The request:
Copy each line exactly. Leave nothing out.
START
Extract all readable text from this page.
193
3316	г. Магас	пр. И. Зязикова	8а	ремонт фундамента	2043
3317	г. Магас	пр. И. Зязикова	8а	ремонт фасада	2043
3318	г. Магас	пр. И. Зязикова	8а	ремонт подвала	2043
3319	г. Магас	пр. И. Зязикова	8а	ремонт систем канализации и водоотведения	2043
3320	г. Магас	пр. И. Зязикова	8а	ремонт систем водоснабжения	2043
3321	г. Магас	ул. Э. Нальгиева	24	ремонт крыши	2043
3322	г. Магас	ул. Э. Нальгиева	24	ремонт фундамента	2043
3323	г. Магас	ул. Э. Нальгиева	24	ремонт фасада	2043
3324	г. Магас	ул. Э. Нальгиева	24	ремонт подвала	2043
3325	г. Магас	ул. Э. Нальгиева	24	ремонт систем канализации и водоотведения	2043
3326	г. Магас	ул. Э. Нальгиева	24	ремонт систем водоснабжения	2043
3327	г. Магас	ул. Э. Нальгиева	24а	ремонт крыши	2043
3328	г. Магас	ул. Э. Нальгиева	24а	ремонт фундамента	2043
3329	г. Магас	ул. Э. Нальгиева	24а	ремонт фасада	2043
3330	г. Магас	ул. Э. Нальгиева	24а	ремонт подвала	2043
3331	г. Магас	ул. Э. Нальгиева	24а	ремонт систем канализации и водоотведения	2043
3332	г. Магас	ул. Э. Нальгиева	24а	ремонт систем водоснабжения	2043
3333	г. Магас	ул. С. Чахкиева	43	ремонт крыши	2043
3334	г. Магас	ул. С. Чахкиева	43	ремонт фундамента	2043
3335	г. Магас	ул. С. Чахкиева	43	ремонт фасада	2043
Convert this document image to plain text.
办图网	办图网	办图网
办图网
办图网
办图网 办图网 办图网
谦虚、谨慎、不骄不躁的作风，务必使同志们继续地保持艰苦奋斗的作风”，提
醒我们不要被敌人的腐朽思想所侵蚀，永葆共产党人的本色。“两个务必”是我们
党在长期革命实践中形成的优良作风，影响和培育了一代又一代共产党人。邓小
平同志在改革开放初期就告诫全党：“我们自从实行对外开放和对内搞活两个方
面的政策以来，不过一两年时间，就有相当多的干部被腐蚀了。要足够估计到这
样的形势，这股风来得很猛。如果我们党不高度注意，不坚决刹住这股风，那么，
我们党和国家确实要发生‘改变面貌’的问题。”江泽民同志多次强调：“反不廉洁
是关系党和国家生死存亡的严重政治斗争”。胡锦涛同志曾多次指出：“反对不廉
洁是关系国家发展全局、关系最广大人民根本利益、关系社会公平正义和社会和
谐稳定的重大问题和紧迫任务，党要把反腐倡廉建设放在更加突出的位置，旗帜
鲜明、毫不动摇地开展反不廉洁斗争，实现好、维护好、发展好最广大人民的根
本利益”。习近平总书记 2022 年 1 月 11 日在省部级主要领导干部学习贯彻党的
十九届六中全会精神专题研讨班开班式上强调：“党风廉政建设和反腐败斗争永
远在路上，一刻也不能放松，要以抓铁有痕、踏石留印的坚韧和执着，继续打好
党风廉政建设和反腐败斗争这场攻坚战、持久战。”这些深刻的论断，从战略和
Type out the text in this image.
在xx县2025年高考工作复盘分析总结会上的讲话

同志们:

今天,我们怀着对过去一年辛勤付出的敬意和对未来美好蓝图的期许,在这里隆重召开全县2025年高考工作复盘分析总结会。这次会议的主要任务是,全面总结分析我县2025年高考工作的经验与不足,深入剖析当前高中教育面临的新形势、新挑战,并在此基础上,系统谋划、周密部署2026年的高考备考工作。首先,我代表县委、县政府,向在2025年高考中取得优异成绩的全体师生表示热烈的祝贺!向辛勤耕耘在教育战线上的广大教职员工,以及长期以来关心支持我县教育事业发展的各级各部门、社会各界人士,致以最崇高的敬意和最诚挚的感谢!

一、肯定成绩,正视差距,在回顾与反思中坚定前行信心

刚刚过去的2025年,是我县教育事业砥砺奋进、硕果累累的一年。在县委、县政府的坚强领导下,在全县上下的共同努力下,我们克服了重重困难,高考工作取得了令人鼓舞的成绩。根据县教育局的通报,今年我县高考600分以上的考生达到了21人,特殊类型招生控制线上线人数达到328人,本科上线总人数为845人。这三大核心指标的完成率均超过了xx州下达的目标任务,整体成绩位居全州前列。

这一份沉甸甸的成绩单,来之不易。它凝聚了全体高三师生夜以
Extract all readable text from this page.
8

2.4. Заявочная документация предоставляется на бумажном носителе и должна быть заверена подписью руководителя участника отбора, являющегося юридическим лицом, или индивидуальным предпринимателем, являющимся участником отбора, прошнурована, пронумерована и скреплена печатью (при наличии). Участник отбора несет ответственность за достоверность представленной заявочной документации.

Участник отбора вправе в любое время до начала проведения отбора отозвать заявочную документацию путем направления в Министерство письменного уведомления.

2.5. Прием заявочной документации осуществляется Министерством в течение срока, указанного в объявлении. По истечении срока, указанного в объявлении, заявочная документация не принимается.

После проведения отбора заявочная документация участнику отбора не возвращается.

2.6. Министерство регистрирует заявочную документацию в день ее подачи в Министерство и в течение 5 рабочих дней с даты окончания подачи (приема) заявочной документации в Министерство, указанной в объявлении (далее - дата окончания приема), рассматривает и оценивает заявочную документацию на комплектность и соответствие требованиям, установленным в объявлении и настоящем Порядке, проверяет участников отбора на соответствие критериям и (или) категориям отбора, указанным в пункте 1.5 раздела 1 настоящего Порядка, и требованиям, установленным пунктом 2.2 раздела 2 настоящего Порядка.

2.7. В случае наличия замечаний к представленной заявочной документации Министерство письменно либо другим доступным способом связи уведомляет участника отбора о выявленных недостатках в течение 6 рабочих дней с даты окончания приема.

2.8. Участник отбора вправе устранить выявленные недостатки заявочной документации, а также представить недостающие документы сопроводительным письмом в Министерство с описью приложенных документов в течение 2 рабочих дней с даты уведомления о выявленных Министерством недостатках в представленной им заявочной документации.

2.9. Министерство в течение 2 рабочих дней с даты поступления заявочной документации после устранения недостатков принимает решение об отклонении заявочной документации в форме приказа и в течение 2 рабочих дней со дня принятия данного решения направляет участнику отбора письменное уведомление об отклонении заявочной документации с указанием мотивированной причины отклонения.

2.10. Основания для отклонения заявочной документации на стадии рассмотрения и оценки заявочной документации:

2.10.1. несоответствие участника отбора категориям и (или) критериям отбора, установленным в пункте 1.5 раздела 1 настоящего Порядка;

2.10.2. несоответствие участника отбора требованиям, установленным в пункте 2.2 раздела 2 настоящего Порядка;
END
Result of this task:
Extract all readable text from this page.
193
3316	г. Магас	пр. И. Зязикова	8а	ремонт фундамента	2043
3317	г. Магас	пр. И. Зязикова	8а	ремонт фасада	2043
3318	г. Магас	пр. И. Зязикова	8а	ремонт подвала	2043
3319	г. Магас	пр. И. Зязикова	8а	ремонт систем канализации и водоотведения	2043
3320	г. Магас	пр. И. Зязикова	8а	ремонт систем водоснабжения	2043
3321	г. Магас	ул. Э. Нальгиева	24	ремонт крыши	2043
3322	г. Магас	ул. Э. Нальгиева	24	ремонт фундамента	2043
3323	г. Магас	ул. Э. Нальгиева	24	ремонт фасада	2043
3324	г. Магас	ул. Э. Нальгиева	24	ремонт подвала	2043
3325	г. Магас	ул. Э. Нальгиева	24	ремонт систем канализации и водоотведения	2043
3326	г. Магас	ул. Э. Нальгиева	24	ремонт систем водоснабжения	2043
3327	г. Магас	ул. Э. Нальгиева	24а	ремонт крыши	2043
3328	г. Магас	ул. Э. Нальгиева	24а	ремонт фундамента	2043
3329	г. Магас	ул. Э. Нальгиева	24а	ремонт фасада	2043
3330	г. Магас	ул. Э. Нальгиева	24а	ремонт подвала	2043
3331	г. Магас	ул. Э. Нальгиева	24а	ремонт систем канализации и водоотведения	2043
3332	г. Магас	ул. Э. Нальгиева	24а	ремонт систем водоснабжения	2043
3333	г. Магас	ул. С. Чахкиева	43	ремонт крыши	2043
3334	г. Магас	ул. С. Чахкиева	43	ремонт фундамента	2043
3335	г. Магас	ул. С. Чахкиева	43	ремонт фасада	2043
Convert this document image to plain text.
办图网	办图网	办图网
办图网
办图网
办图网 办图网 办图网
谦虚、谨慎、不骄不躁的作风，务必使同志们继续地保持艰苦奋斗的作风”，提
醒我们不要被敌人的腐朽思想所侵蚀，永葆共产党人的本色。“两个务必”是我们
党在长期革命实践中形成的优良作风，影响和培育了一代又一代共产党人。邓小
平同志在改革开放初期就告诫全党：“我们自从实行对外开放和对内搞活两个方
面的政策以来，不过一两年时间，就有相当多的干部被腐蚀了。要足够估计到这
样的形势，这股风来得很猛。如果我们党不高度注意，不坚决刹住这股风，那么，
我们党和国家确实要发生‘改变面貌’的问题。”江泽民同志多次强调：“反不廉洁
是关系党和国家生死存亡的严重政治斗争”。胡锦涛同志曾多次指出：“反对不廉
洁是关系国家发展全局、关系最广大人民根本利益、关系社会公平正义和社会和
谐稳定的重大问题和紧迫任务，党要把反腐倡廉建设放在更加突出的位置，旗帜
鲜明、毫不动摇地开展反不廉洁斗争，实现好、维护好、发展好最广大人民的根
本利益”。习近平总书记 2022 年 1 月 11 日在省部级主要领导干部学习贯彻党的
十九届六中全会精神专题研讨班开班式上强调：“党风廉政建设和反腐败斗争永
远在路上，一刻也不能放松，要以抓铁有痕、踏石留印的坚韧和执着，继续打好
党风廉政建设和反腐败斗争这场攻坚战、持久战。”这些深刻的论断，从战略和
Type out the text in this image.
在xx县2025年高考工作复盘分析总结会上的讲话

同志们:

今天,我们怀着对过去一年辛勤付出的敬意和对未来美好蓝图的期许,在这里隆重召开全县2025年高考工作复盘分析总结会。这次会议的主要任务是,全面总结分析我县2025年高考工作的经验与不足,深入剖析当前高中教育面临的新形势、新挑战,并在此基础上,系统谋划、周密部署2026年的高考备考工作。首先,我代表县委、县政府,向在2025年高考中取得优异成绩的全体师生表示热烈的祝贺!向辛勤耕耘在教育战线上的广大教职员工,以及长期以来关心支持我县教育事业发展的各级各部门、社会各界人士,致以最崇高的敬意和最诚挚的感谢!

一、肯定成绩,正视差距,在回顾与反思中坚定前行信心

刚刚过去的2025年,是我县教育事业砥砺奋进、硕果累累的一年。在县委、县政府的坚强领导下,在全县上下的共同努力下,我们克服了重重困难,高考工作取得了令人鼓舞的成绩。根据县教育局的通报,今年我县高考600分以上的考生达到了21人,特殊类型招生控制线上线人数达到328人,本科上线总人数为845人。这三大核心指标的完成率均超过了xx州下达的目标任务,整体成绩位居全州前列。

这一份沉甸甸的成绩单,来之不易。它凝聚了全体高三师生夜以
Extract all readable text from this page.
8

2.4. Заявочная документация предоставляется на бумажном носителе и должна быть заверена подписью руководителя участника отбора, являющегося юридическим лицом, или индивидуальным предпринимателем, являющимся участником отбора, прошнурована, пронумерована и скреплена печатью (при наличии). Участник отбора несет ответственность за достоверность представленной заявочной документации.

Участник отбора вправе в любое время до начала проведения отбора отозвать заявочную документацию путем направления в Министерство письменного уведомления.

2.5. Прием заявочной документации осуществляется Министерством в течение срока, указанного в объявлении. По истечении срока, указанного в объявлении, заявочная документация не принимается.

После проведения отбора заявочная документация участнику отбора не возвращается.

2.6. Министерство регистрирует заявочную документацию в день ее подачи в Министерство и в течение 5 рабочих дней с даты окончания подачи (приема) заявочной документации в Министерство, указанной в объявлении (далее - дата окончания приема), рассматривает и оценивает заявочную документацию на комплектность и соответствие требованиям, установленным в объявлении и настоящем Порядке, проверяет участников отбора на соответствие критериям и (или) категориям отбора, указанным в пункте 1.5 раздела 1 настоящего Порядка, и требованиям, установленным пунктом 2.2 раздела 2 настоящего Порядка.

2.7. В случае наличия замечаний к представленной заявочной документации Министерство письменно либо другим доступным способом связи уведомляет участника отбора о выявленных недостатках в течение 6 рабочих дней с даты окончания приема.

2.8. Участник отбора вправе устранить выявленные недостатки заявочной документации, а также представить недостающие документы сопроводительным письмом в Министерство с описью приложенных документов в течение 2 рабочих дней с даты уведомления о выявленных Министерством недостатках в представленной им заявочной документации.

2.9. Министерство в течение 2 рабочих дней с даты поступления заявочной документации после устранения недостатков принимает решение об отклонении заявочной документации в форме приказа и в течение 2 рабочих дней со дня принятия данного решения направляет участнику отбора письменное уведомление об отклонении заявочной документации с указанием мотивированной причины отклонения.

2.10. Основания для отклонения заявочной документации на стадии рассмотрения и оценки заявочной документации:

2.10.1. несоответствие участника отбора категориям и (или) критериям отбора, установленным в пункте 1.5 раздела 1 настоящего Порядка;

2.10.2. несоответствие участника отбора требованиям, установленным в пункте 2.2 раздела 2 настоящего Порядка;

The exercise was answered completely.